== RECORDED INFORMATION ==
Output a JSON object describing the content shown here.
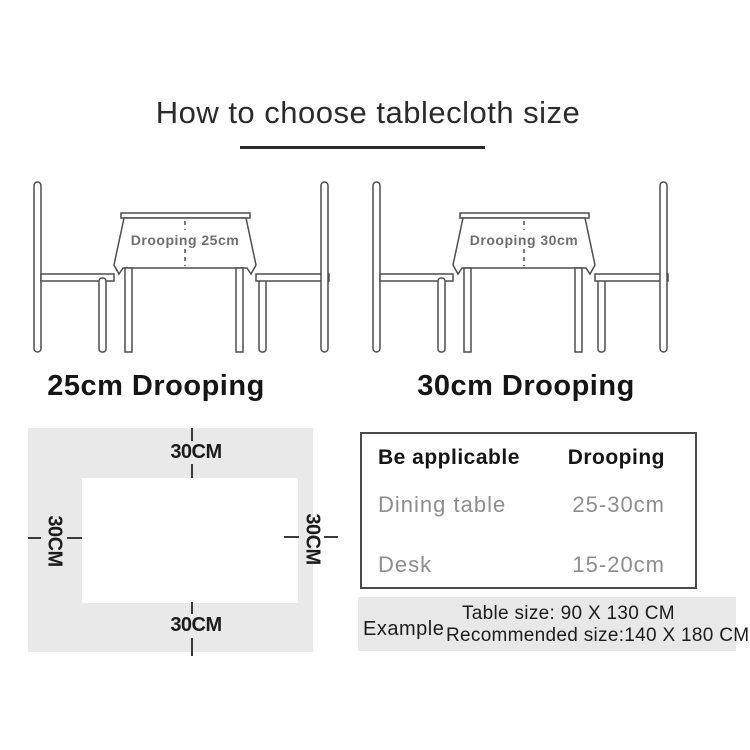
{
  "title": "How to choose tablecloth size",
  "illustrations": {
    "left": {
      "cloth_label": "Drooping 25cm",
      "caption": "25cm Drooping"
    },
    "right": {
      "cloth_label": "Drooping 30cm",
      "caption": "30cm Drooping"
    }
  },
  "size_diagram": {
    "top": "30CM",
    "right": "30CM",
    "bottom": "30CM",
    "left": "30CM"
  },
  "spec_table": {
    "headers": [
      "Be applicable",
      "Drooping"
    ],
    "rows": [
      {
        "item": "Dining table",
        "value": "25-30cm"
      },
      {
        "item": "Desk",
        "value": "15-20cm"
      }
    ]
  },
  "example": {
    "label": "Example",
    "table_size": "Table size:  90 X 130 CM",
    "recommended_size": "Recommended size:140 X 180 CM"
  },
  "colors": {
    "line": "#4d4d4d",
    "panel_gray": "#e9e9e9",
    "muted_text": "#8d8d8d",
    "text": "#1c1c1c"
  }
}
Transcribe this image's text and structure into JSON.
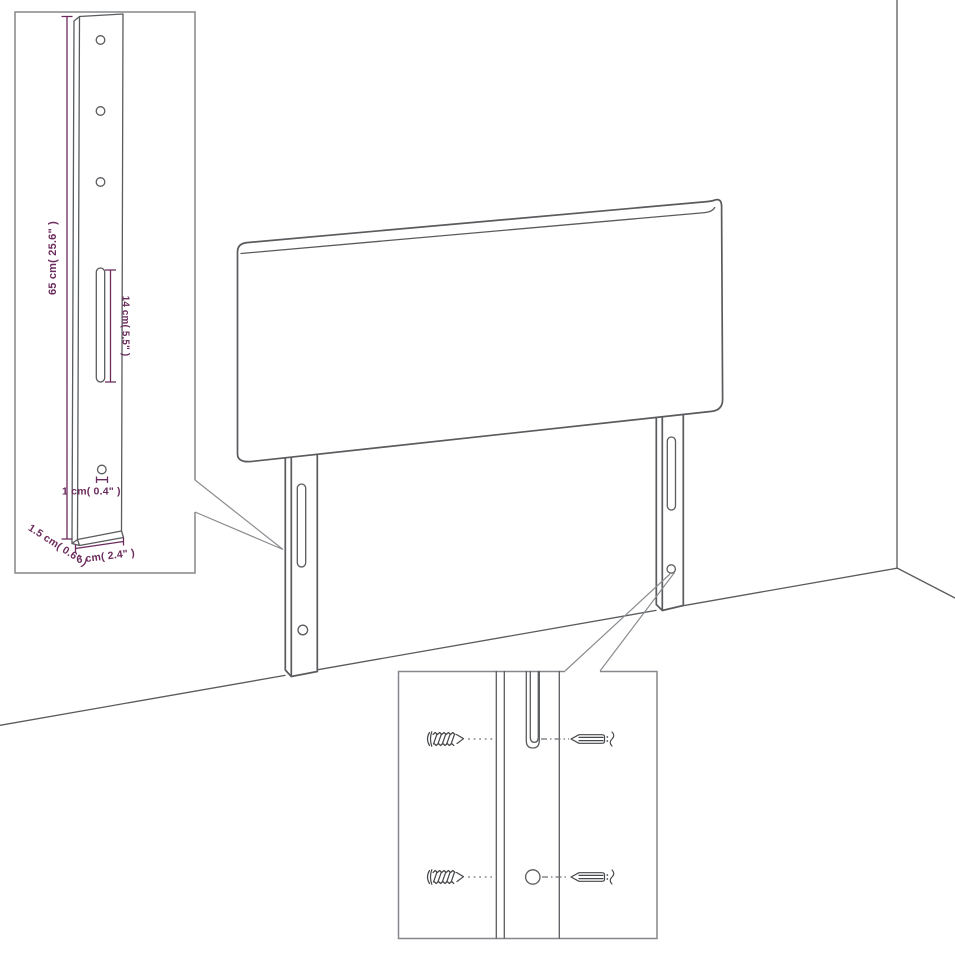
{
  "diagram": {
    "kind": "headboard-assembly-dimension-diagram",
    "colors": {
      "line": "#595b5e",
      "accent": "#6b2b5c",
      "background": "#ffffff"
    },
    "strut_inset": {
      "height_label": "65 cm( 25.6\" )",
      "slot_label": "14 cm( 5.5\" )",
      "hole_label": "1 cm( 0.4\" )",
      "depth_label": "1.5 cm( 0.6\" )",
      "width_label": "6 cm( 2.4\" )"
    },
    "hardware_inset": {
      "parts": [
        "screw",
        "wall plug"
      ]
    }
  }
}
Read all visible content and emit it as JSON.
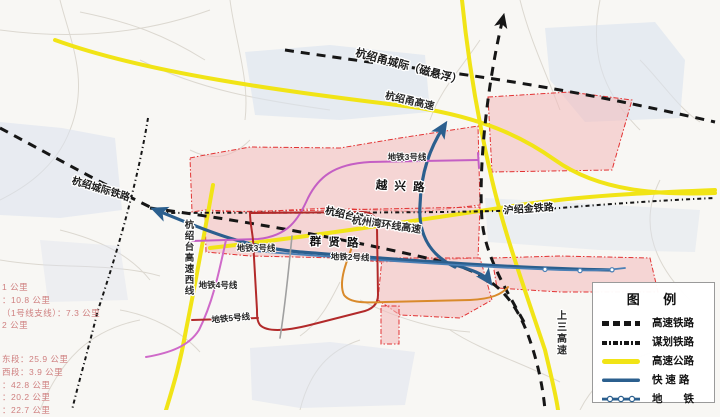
{
  "map_labels": [
    {
      "text": "杭绍甬城际（磁悬浮）"
    },
    {
      "text": "杭绍甬高速"
    },
    {
      "text": "地铁3号线"
    },
    {
      "text": "越 兴 路"
    },
    {
      "text": "杭绍城际铁路"
    },
    {
      "text": "杭绍台铁路"
    },
    {
      "text": "杭州湾环线高速"
    },
    {
      "text": "沪绍金铁路"
    },
    {
      "text": "群 贤 路"
    },
    {
      "text": "地铁3号线"
    },
    {
      "text": "地铁2号线"
    },
    {
      "text": "地铁4号线"
    },
    {
      "text": "地铁5号线"
    },
    {
      "text": "杭绍台高速西线"
    },
    {
      "text": "上三高速"
    }
  ],
  "stats": {
    "lines_a": [
      "1 公里",
      "：10.8 公里",
      "（1号线支线）：7.3 公里",
      "2 公里"
    ],
    "lines_b": [
      "东段：25.9 公里",
      "西段：3.9 公里",
      "：42.8 公里",
      "：20.2 公里",
      "：22.7 公里"
    ]
  },
  "legend": {
    "title": "图 例",
    "items": [
      {
        "label": "高速铁路",
        "swatch": "black-dashed-line"
      },
      {
        "label": "谋划铁路",
        "swatch": "black-dashdot-line"
      },
      {
        "label": "高速公路",
        "swatch": "yellow-line"
      },
      {
        "label": "快 速 路",
        "swatch": "blue-line"
      },
      {
        "label": "地　　铁",
        "swatch": "blue-line-with-stations"
      }
    ]
  },
  "colors": {
    "highway_yellow": "#f1e416",
    "expressway_blue": "#2b5f8e",
    "metro_line2_blue": "#4a7fb5",
    "metro_line3_violet": "#c45fc4",
    "metro_line4_magenta": "#cf6ac9",
    "metro_line5_red": "#b22a2a",
    "orange_road": "#d98a2b",
    "zone_pink": "#f3b9b9",
    "zone_border_red": "#e23333",
    "railway_black": "#161616",
    "stats_text_pink": "#cf8080"
  }
}
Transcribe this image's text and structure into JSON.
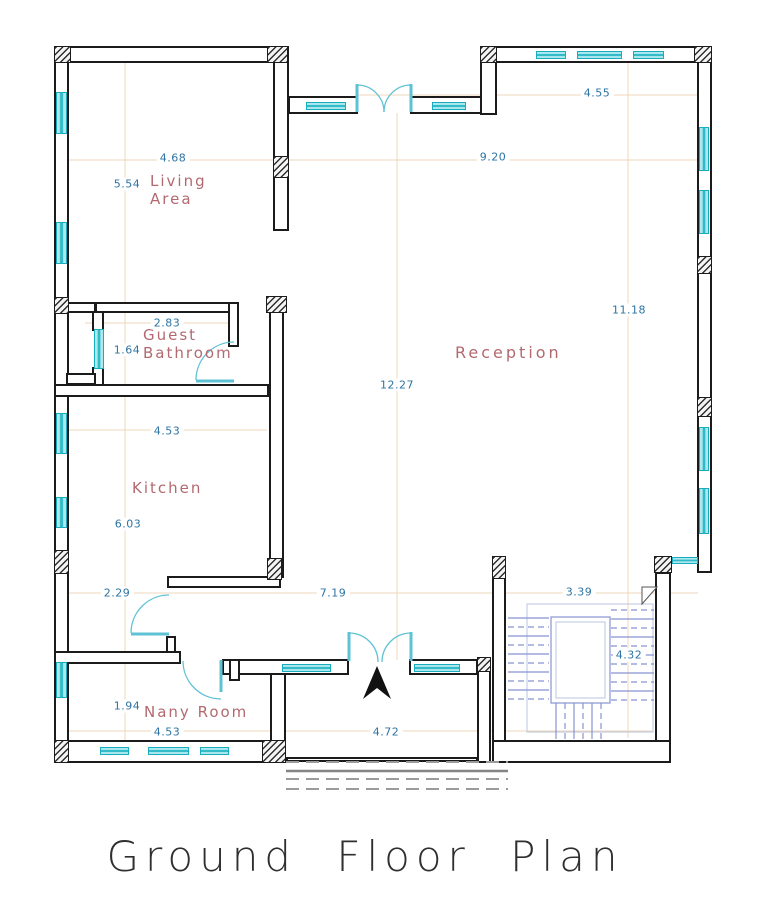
===
TASK STATEMENT:
Omitting all images, print the listing exactly.

COMPLETE ANSWER:
Output a JSON object describing the content shown here.
{
  "title": "How to choose tablecloth size",
  "illustrations": {
    "left": {
      "cloth_label": "Drooping 25cm",
      "caption": "25cm Drooping"
    },
    "right": {
      "cloth_label": "Drooping 30cm",
      "caption": "30cm Drooping"
    }
  },
  "size_diagram": {
    "top": "30CM",
    "right": "30CM",
    "bottom": "30CM",
    "left": "30CM"
  },
  "spec_table": {
    "headers": [
      "Be applicable",
      "Drooping"
    ],
    "rows": [
      {
        "item": "Dining table",
        "value": "25-30cm"
      },
      {
        "item": "Desk",
        "value": "15-20cm"
      }
    ]
  },
  "example": {
    "label": "Example",
    "table_size": "Table size:  90 X 130 CM",
    "recommended_size": "Recommended size:140 X 180 CM"
  },
  "colors": {
    "line": "#4d4d4d",
    "panel_gray": "#e9e9e9",
    "muted_text": "#8d8d8d",
    "text": "#1c1c1c"
  }
}
Transcribe this image's text and structure into JSON.
{
  "diagram": {
    "kind": "headboard-assembly-dimension-diagram",
    "colors": {
      "line": "#595b5e",
      "accent": "#6b2b5c",
      "background": "#ffffff"
    },
    "strut_inset": {
      "height_label": "65 cm( 25.6\" )",
      "slot_label": "14 cm( 5.5\" )",
      "hole_label": "1 cm( 0.4\" )",
      "depth_label": "1.5 cm( 0.6\" )",
      "width_label": "6 cm( 2.4\" )"
    },
    "hardware_inset": {
      "parts": [
        "screw",
        "wall plug"
      ]
    }
  }
}
Read all visible content and emit it as JSON.
{
  "map_labels": [
    {
      "text": "杭绍甬城际（磁悬浮）"
    },
    {
      "text": "杭绍甬高速"
    },
    {
      "text": "地铁3号线"
    },
    {
      "text": "越 兴 路"
    },
    {
      "text": "杭绍城际铁路"
    },
    {
      "text": "杭绍台铁路"
    },
    {
      "text": "杭州湾环线高速"
    },
    {
      "text": "沪绍金铁路"
    },
    {
      "text": "群 贤 路"
    },
    {
      "text": "地铁3号线"
    },
    {
      "text": "地铁2号线"
    },
    {
      "text": "地铁4号线"
    },
    {
      "text": "地铁5号线"
    },
    {
      "text": "杭绍台高速西线"
    },
    {
      "text": "上三高速"
    }
  ],
  "stats": {
    "lines_a": [
      "1 公里",
      "：10.8 公里",
      "（1号线支线）：7.3 公里",
      "2 公里"
    ],
    "lines_b": [
      "东段：25.9 公里",
      "西段：3.9 公里",
      "：42.8 公里",
      "：20.2 公里",
      "：22.7 公里"
    ]
  },
  "legend": {
    "title": "图 例",
    "items": [
      {
        "label": "高速铁路",
        "swatch": "black-dashed-line"
      },
      {
        "label": "谋划铁路",
        "swatch": "black-dashdot-line"
      },
      {
        "label": "高速公路",
        "swatch": "yellow-line"
      },
      {
        "label": "快 速 路",
        "swatch": "blue-line"
      },
      {
        "label": "地　　铁",
        "swatch": "blue-line-with-stations"
      }
    ]
  },
  "colors": {
    "highway_yellow": "#f1e416",
    "expressway_blue": "#2b5f8e",
    "metro_line2_blue": "#4a7fb5",
    "metro_line3_violet": "#c45fc4",
    "metro_line4_magenta": "#cf6ac9",
    "metro_line5_red": "#b22a2a",
    "orange_road": "#d98a2b",
    "zone_pink": "#f3b9b9",
    "zone_border_red": "#e23333",
    "railway_black": "#161616",
    "stats_text_pink": "#cf8080"
  }
}
Transcribe this image's text and structure into JSON.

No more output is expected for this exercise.